Given entries:

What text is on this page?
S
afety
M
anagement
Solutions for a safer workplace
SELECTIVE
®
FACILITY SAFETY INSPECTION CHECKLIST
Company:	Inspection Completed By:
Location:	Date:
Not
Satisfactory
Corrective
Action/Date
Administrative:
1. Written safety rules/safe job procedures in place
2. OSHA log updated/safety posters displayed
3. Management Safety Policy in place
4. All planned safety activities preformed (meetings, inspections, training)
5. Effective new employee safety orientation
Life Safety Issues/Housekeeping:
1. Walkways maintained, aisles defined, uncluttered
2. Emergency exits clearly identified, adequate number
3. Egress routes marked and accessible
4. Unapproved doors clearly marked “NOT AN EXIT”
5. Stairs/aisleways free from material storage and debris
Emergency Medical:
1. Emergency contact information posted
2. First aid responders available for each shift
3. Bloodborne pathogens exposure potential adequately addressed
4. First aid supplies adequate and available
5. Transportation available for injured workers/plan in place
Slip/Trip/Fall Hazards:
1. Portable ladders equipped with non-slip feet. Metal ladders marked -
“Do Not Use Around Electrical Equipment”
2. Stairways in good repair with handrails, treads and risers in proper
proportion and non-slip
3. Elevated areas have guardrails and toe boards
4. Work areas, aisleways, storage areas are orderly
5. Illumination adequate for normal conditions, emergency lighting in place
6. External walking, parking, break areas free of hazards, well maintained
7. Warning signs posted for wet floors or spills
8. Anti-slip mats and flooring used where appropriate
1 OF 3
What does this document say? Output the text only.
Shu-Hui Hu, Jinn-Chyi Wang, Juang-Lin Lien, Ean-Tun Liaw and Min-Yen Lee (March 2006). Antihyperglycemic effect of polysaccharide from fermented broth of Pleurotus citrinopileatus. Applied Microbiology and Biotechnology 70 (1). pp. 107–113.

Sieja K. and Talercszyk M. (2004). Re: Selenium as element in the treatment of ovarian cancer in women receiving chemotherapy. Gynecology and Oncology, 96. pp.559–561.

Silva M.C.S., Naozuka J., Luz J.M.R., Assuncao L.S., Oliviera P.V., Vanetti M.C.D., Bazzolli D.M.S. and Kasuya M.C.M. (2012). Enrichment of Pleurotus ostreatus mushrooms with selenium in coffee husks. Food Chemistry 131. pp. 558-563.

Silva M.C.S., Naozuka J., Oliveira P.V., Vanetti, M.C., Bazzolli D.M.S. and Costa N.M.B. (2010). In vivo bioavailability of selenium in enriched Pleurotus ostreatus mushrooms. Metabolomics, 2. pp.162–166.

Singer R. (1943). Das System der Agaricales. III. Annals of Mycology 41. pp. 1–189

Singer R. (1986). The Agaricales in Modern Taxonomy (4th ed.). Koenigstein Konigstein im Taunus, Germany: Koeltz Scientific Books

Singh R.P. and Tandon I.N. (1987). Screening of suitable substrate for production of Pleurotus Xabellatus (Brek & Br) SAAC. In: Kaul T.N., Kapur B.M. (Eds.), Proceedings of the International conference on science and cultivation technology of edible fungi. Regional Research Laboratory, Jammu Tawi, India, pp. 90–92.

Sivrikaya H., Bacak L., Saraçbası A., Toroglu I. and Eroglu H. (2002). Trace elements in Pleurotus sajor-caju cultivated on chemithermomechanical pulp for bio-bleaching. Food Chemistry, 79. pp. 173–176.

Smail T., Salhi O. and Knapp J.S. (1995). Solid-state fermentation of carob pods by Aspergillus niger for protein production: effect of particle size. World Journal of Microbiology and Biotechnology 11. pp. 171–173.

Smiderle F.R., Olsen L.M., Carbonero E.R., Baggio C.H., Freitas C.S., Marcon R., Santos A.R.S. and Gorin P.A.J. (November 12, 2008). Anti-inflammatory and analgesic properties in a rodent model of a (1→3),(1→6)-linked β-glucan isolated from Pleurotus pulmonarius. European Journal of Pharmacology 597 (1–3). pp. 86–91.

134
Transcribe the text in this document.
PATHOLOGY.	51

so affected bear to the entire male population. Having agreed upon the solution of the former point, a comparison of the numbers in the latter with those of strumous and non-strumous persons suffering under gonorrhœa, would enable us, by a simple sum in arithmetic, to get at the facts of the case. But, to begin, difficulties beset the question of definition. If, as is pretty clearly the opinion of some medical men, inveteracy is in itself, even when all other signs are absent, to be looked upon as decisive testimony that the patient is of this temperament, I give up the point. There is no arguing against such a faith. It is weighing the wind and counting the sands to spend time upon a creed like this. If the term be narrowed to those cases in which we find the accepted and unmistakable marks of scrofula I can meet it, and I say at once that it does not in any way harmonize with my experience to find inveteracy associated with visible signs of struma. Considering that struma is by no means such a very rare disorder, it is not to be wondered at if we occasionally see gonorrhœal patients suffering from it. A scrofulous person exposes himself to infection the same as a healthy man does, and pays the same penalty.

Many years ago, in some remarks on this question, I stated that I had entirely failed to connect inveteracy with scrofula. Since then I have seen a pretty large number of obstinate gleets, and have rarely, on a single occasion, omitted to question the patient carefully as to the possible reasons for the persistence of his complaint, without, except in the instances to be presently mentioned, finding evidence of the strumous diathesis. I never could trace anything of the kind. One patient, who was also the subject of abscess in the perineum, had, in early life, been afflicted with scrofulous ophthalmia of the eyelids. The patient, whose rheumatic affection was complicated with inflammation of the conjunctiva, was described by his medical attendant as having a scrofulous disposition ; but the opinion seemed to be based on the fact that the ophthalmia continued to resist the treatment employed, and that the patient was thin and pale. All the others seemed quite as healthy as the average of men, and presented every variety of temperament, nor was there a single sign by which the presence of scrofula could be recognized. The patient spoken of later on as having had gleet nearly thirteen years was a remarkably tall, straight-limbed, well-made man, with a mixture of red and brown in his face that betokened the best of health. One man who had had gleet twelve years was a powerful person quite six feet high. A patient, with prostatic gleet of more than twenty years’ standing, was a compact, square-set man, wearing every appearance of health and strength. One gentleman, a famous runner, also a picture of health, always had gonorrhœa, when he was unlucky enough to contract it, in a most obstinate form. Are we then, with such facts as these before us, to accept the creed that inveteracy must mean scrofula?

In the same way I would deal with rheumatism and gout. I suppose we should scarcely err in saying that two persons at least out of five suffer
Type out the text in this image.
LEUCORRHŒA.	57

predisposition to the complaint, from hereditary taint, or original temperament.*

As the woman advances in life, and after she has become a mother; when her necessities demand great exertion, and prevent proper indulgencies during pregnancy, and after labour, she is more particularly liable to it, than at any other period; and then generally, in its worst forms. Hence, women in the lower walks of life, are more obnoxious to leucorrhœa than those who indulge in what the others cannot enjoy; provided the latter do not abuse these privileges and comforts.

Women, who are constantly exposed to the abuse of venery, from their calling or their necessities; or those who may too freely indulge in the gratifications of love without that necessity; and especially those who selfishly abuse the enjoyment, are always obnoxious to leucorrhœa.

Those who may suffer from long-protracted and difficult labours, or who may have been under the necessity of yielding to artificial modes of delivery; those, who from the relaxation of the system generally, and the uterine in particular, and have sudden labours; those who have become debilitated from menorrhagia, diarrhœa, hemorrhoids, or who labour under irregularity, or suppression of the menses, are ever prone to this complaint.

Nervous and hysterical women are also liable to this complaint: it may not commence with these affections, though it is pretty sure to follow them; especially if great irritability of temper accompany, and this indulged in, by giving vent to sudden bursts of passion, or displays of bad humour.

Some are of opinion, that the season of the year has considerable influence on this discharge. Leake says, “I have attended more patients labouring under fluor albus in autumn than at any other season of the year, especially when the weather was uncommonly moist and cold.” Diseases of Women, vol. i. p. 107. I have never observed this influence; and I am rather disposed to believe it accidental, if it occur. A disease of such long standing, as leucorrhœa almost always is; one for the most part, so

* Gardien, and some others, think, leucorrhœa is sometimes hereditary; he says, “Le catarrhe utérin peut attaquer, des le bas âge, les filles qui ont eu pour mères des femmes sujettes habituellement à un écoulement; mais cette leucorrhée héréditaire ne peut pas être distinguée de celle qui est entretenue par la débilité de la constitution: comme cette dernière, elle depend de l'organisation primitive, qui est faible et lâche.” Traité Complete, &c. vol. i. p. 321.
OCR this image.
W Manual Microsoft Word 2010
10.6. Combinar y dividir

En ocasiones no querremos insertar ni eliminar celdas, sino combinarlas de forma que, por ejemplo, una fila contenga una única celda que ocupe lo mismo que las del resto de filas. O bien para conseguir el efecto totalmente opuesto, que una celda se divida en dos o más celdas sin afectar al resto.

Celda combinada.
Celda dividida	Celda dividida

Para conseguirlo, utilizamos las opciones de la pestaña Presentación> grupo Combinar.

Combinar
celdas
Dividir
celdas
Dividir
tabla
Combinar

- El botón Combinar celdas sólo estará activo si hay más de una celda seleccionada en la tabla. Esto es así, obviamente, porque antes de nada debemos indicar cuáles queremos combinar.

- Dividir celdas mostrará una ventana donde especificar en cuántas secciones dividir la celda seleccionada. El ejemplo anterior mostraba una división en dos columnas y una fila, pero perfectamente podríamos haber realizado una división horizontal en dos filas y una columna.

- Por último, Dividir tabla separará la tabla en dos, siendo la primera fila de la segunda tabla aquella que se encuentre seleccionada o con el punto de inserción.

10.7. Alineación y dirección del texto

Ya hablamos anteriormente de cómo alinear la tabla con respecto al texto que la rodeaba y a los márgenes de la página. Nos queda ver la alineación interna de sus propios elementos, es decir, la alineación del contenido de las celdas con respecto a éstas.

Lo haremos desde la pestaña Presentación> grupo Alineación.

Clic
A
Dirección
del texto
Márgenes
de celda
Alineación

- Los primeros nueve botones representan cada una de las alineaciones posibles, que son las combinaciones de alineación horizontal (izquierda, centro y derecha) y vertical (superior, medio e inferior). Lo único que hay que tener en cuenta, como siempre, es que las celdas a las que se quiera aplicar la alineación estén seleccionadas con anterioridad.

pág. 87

Aim of the task:
In the listing above, each line with the word "Microbiology" is to be copied out.

Solved problem:
Shu-Hui Hu, Jinn-Chyi Wang, Juang-Lin Lien, Ean-Tun Liaw and Min-Yen Lee (March 2006). Antihyperglycemic effect of polysaccharide from fermented broth of Pleurotus citrinopileatus. Applied Microbiology and Biotechnology 70 (1). pp. 107–113.
Smail T., Salhi O. and Knapp J.S. (1995). Solid-state fermentation of carob pods by Aspergillus niger for protein production: effect of particle size. World Journal of Microbiology and Biotechnology 11. pp. 171–173.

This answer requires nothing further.